Images are not part of the copy; transcribe all the data exactly.

BEGIN

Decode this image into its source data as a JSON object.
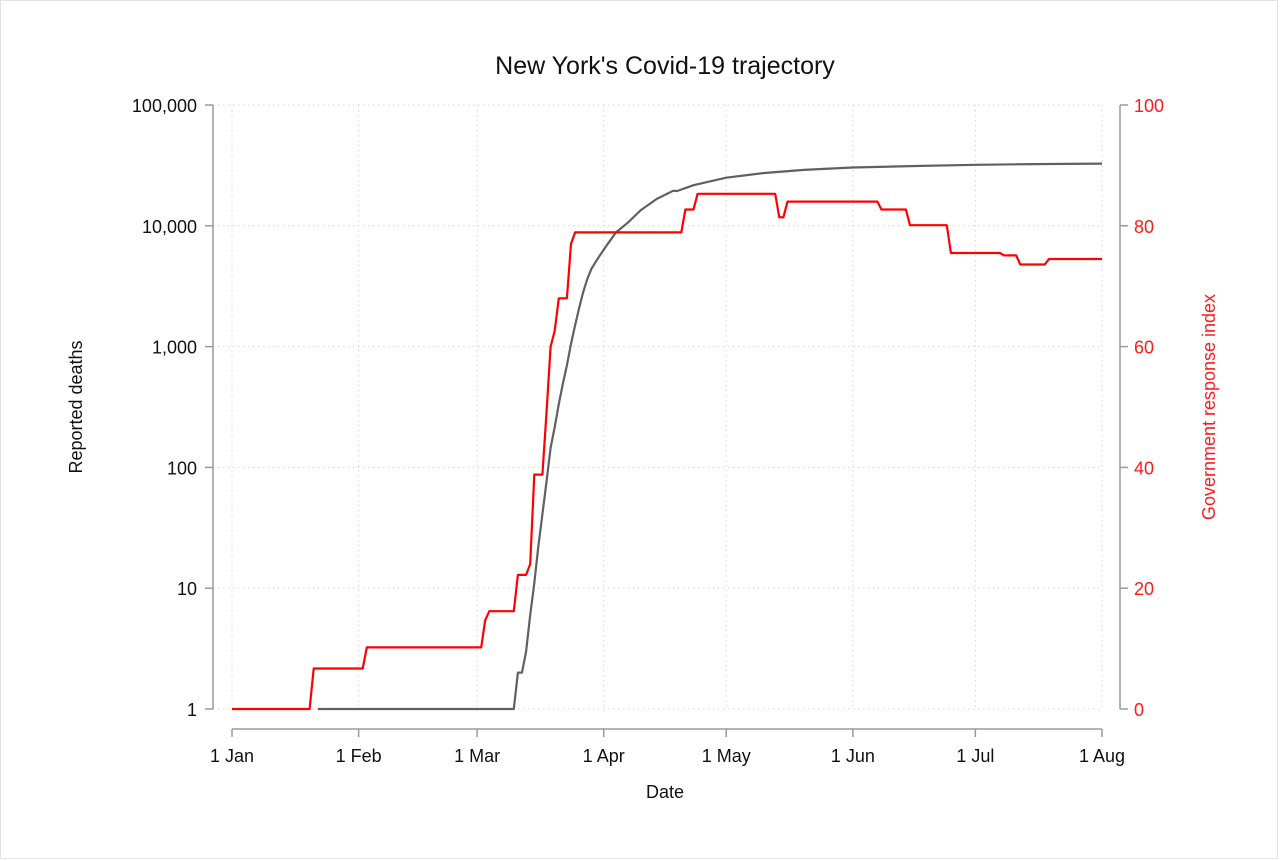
{
  "chart_data": {
    "type": "line",
    "title": "New York's Covid-19 trajectory",
    "xlabel": "Date",
    "ylabel_left": "Reported deaths",
    "ylabel_right": "Government response index",
    "x_ticks": [
      "1 Jan",
      "1 Feb",
      "1 Mar",
      "1 Apr",
      "1 May",
      "1 Jun",
      "1 Jul",
      "1 Aug"
    ],
    "y_left_ticks": [
      "1",
      "10",
      "100",
      "1,000",
      "10,000",
      "100,000"
    ],
    "y_right_ticks": [
      "0",
      "20",
      "40",
      "60",
      "80",
      "100"
    ],
    "y_left_scale": "log",
    "y_left_range": [
      1,
      100000
    ],
    "y_right_range": [
      0,
      100
    ],
    "x_range": [
      "2020-01-01",
      "2020-08-01"
    ],
    "grid": true,
    "colors": {
      "deaths": "#606060",
      "index": "#ff0000",
      "right_axis": "#ff1a1a"
    },
    "series": [
      {
        "axis": "left",
        "points": [
          [
            "2020-01-22",
            1
          ],
          [
            "2020-03-10",
            1
          ],
          [
            "2020-03-11",
            2
          ],
          [
            "2020-03-12",
            2
          ],
          [
            "2020-03-13",
            3
          ],
          [
            "2020-03-14",
            6
          ],
          [
            "2020-03-15",
            11
          ],
          [
            "2020-03-16",
            22
          ],
          [
            "2020-03-17",
            41
          ],
          [
            "2020-03-18",
            76
          ],
          [
            "2020-03-19",
            145
          ],
          [
            "2020-03-20",
            215
          ],
          [
            "2020-03-21",
            335
          ],
          [
            "2020-03-22",
            490
          ],
          [
            "2020-03-23",
            700
          ],
          [
            "2020-03-24",
            1050
          ],
          [
            "2020-03-25",
            1500
          ],
          [
            "2020-03-26",
            2100
          ],
          [
            "2020-03-27",
            2850
          ],
          [
            "2020-03-28",
            3650
          ],
          [
            "2020-03-29",
            4400
          ],
          [
            "2020-03-30",
            5000
          ],
          [
            "2020-03-31",
            5650
          ],
          [
            "2020-04-02",
            7100
          ],
          [
            "2020-04-04",
            8800
          ],
          [
            "2020-04-07",
            10700
          ],
          [
            "2020-04-10",
            13400
          ],
          [
            "2020-04-14",
            16700
          ],
          [
            "2020-04-18",
            19500
          ],
          [
            "2020-04-19",
            19400
          ],
          [
            "2020-04-23",
            21700
          ],
          [
            "2020-05-01",
            25000
          ],
          [
            "2020-05-10",
            27300
          ],
          [
            "2020-05-20",
            29000
          ],
          [
            "2020-06-01",
            30400
          ],
          [
            "2020-06-15",
            31200
          ],
          [
            "2020-07-01",
            32000
          ],
          [
            "2020-07-15",
            32400
          ],
          [
            "2020-08-01",
            32700
          ]
        ]
      },
      {
        "axis": "right",
        "points": [
          [
            "2020-01-01",
            0
          ],
          [
            "2020-01-20",
            0
          ],
          [
            "2020-01-21",
            6.7
          ],
          [
            "2020-02-02",
            6.7
          ],
          [
            "2020-02-03",
            10.2
          ],
          [
            "2020-03-02",
            10.2
          ],
          [
            "2020-03-03",
            14.7
          ],
          [
            "2020-03-04",
            16.2
          ],
          [
            "2020-03-10",
            16.2
          ],
          [
            "2020-03-11",
            22.2
          ],
          [
            "2020-03-13",
            22.2
          ],
          [
            "2020-03-14",
            24.0
          ],
          [
            "2020-03-15",
            38.8
          ],
          [
            "2020-03-17",
            38.8
          ],
          [
            "2020-03-18",
            49.0
          ],
          [
            "2020-03-19",
            60.0
          ],
          [
            "2020-03-20",
            62.6
          ],
          [
            "2020-03-21",
            68.0
          ],
          [
            "2020-03-23",
            68.0
          ],
          [
            "2020-03-24",
            77.0
          ],
          [
            "2020-03-25",
            78.9
          ],
          [
            "2020-04-20",
            78.9
          ],
          [
            "2020-04-21",
            82.7
          ],
          [
            "2020-04-23",
            82.7
          ],
          [
            "2020-04-24",
            85.3
          ],
          [
            "2020-05-13",
            85.3
          ],
          [
            "2020-05-14",
            81.4
          ],
          [
            "2020-05-15",
            81.4
          ],
          [
            "2020-05-16",
            84.0
          ],
          [
            "2020-06-07",
            84.0
          ],
          [
            "2020-06-08",
            82.7
          ],
          [
            "2020-06-14",
            82.7
          ],
          [
            "2020-06-15",
            80.1
          ],
          [
            "2020-06-24",
            80.1
          ],
          [
            "2020-06-25",
            75.5
          ],
          [
            "2020-07-07",
            75.5
          ],
          [
            "2020-07-08",
            75.1
          ],
          [
            "2020-07-11",
            75.1
          ],
          [
            "2020-07-12",
            73.6
          ],
          [
            "2020-07-18",
            73.6
          ],
          [
            "2020-07-19",
            74.5
          ],
          [
            "2020-08-01",
            74.5
          ]
        ]
      }
    ]
  }
}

END

* [The completed task]:
Decode this image into its source data as a JSON object.
{
  "chart_data": {
    "type": "line",
    "title": "New York's Covid-19 trajectory",
    "xlabel": "Date",
    "ylabel_left": "Reported deaths",
    "ylabel_right": "Government response index",
    "x_ticks": [
      "1 Jan",
      "1 Feb",
      "1 Mar",
      "1 Apr",
      "1 May",
      "1 Jun",
      "1 Jul",
      "1 Aug"
    ],
    "y_left_ticks": [
      "1",
      "10",
      "100",
      "1,000",
      "10,000",
      "100,000"
    ],
    "y_right_ticks": [
      "0",
      "20",
      "40",
      "60",
      "80",
      "100"
    ],
    "y_left_scale": "log",
    "y_left_range": [
      1,
      100000
    ],
    "y_right_range": [
      0,
      100
    ],
    "x_range": [
      "2020-01-01",
      "2020-08-01"
    ],
    "grid": true,
    "colors": {
      "deaths": "#606060",
      "index": "#ff0000",
      "right_axis": "#ff1a1a"
    },
    "series": [
      {
        "axis": "left",
        "points": [
          [
            "2020-01-22",
            1
          ],
          [
            "2020-03-10",
            1
          ],
          [
            "2020-03-11",
            2
          ],
          [
            "2020-03-12",
            2
          ],
          [
            "2020-03-13",
            3
          ],
          [
            "2020-03-14",
            6
          ],
          [
            "2020-03-15",
            11
          ],
          [
            "2020-03-16",
            22
          ],
          [
            "2020-03-17",
            41
          ],
          [
            "2020-03-18",
            76
          ],
          [
            "2020-03-19",
            145
          ],
          [
            "2020-03-20",
            215
          ],
          [
            "2020-03-21",
            335
          ],
          [
            "2020-03-22",
            490
          ],
          [
            "2020-03-23",
            700
          ],
          [
            "2020-03-24",
            1050
          ],
          [
            "2020-03-25",
            1500
          ],
          [
            "2020-03-26",
            2100
          ],
          [
            "2020-03-27",
            2850
          ],
          [
            "2020-03-28",
            3650
          ],
          [
            "2020-03-29",
            4400
          ],
          [
            "2020-03-30",
            5000
          ],
          [
            "2020-03-31",
            5650
          ],
          [
            "2020-04-02",
            7100
          ],
          [
            "2020-04-04",
            8800
          ],
          [
            "2020-04-07",
            10700
          ],
          [
            "2020-04-10",
            13400
          ],
          [
            "2020-04-14",
            16700
          ],
          [
            "2020-04-18",
            19500
          ],
          [
            "2020-04-19",
            19400
          ],
          [
            "2020-04-23",
            21700
          ],
          [
            "2020-05-01",
            25000
          ],
          [
            "2020-05-10",
            27300
          ],
          [
            "2020-05-20",
            29000
          ],
          [
            "2020-06-01",
            30400
          ],
          [
            "2020-06-15",
            31200
          ],
          [
            "2020-07-01",
            32000
          ],
          [
            "2020-07-15",
            32400
          ],
          [
            "2020-08-01",
            32700
          ]
        ]
      },
      {
        "axis": "right",
        "points": [
          [
            "2020-01-01",
            0
          ],
          [
            "2020-01-20",
            0
          ],
          [
            "2020-01-21",
            6.7
          ],
          [
            "2020-02-02",
            6.7
          ],
          [
            "2020-02-03",
            10.2
          ],
          [
            "2020-03-02",
            10.2
          ],
          [
            "2020-03-03",
            14.7
          ],
          [
            "2020-03-04",
            16.2
          ],
          [
            "2020-03-10",
            16.2
          ],
          [
            "2020-03-11",
            22.2
          ],
          [
            "2020-03-13",
            22.2
          ],
          [
            "2020-03-14",
            24.0
          ],
          [
            "2020-03-15",
            38.8
          ],
          [
            "2020-03-17",
            38.8
          ],
          [
            "2020-03-18",
            49.0
          ],
          [
            "2020-03-19",
            60.0
          ],
          [
            "2020-03-20",
            62.6
          ],
          [
            "2020-03-21",
            68.0
          ],
          [
            "2020-03-23",
            68.0
          ],
          [
            "2020-03-24",
            77.0
          ],
          [
            "2020-03-25",
            78.9
          ],
          [
            "2020-04-20",
            78.9
          ],
          [
            "2020-04-21",
            82.7
          ],
          [
            "2020-04-23",
            82.7
          ],
          [
            "2020-04-24",
            85.3
          ],
          [
            "2020-05-13",
            85.3
          ],
          [
            "2020-05-14",
            81.4
          ],
          [
            "2020-05-15",
            81.4
          ],
          [
            "2020-05-16",
            84.0
          ],
          [
            "2020-06-07",
            84.0
          ],
          [
            "2020-06-08",
            82.7
          ],
          [
            "2020-06-14",
            82.7
          ],
          [
            "2020-06-15",
            80.1
          ],
          [
            "2020-06-24",
            80.1
          ],
          [
            "2020-06-25",
            75.5
          ],
          [
            "2020-07-07",
            75.5
          ],
          [
            "2020-07-08",
            75.1
          ],
          [
            "2020-07-11",
            75.1
          ],
          [
            "2020-07-12",
            73.6
          ],
          [
            "2020-07-18",
            73.6
          ],
          [
            "2020-07-19",
            74.5
          ],
          [
            "2020-08-01",
            74.5
          ]
        ]
      }
    ]
  }
}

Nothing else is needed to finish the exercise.